>> begin
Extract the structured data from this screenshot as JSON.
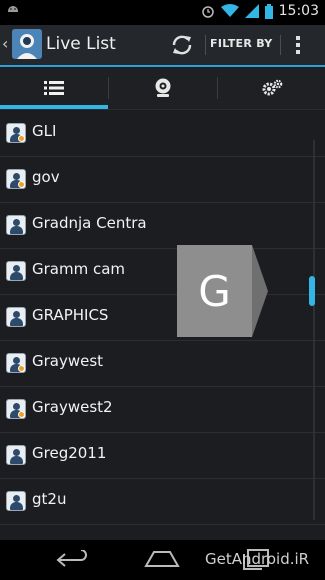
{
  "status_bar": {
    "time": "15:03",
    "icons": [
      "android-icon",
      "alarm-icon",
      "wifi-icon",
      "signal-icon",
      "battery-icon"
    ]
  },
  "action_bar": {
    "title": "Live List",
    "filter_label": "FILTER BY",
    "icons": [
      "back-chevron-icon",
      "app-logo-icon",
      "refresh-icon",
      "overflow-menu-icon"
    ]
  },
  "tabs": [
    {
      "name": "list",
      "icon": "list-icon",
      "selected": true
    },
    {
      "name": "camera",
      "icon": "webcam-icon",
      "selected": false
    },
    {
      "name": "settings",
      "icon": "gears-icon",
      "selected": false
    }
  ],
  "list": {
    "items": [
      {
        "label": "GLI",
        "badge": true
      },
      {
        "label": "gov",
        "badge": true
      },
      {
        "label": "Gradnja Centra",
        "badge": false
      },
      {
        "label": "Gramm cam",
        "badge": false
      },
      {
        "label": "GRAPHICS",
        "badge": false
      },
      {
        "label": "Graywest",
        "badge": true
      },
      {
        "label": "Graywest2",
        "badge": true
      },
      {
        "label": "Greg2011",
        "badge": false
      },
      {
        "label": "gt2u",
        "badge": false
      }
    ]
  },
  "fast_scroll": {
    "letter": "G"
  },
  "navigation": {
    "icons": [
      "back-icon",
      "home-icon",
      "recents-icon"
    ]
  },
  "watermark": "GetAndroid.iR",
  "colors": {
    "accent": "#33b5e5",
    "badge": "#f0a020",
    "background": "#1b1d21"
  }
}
>> end
__OBJECTIVE__. Pull out every line of the records that includes the string "name".

__FINISHED ANSWER__.
      "name": "list",
      "name": "camera",
      "name": "settings",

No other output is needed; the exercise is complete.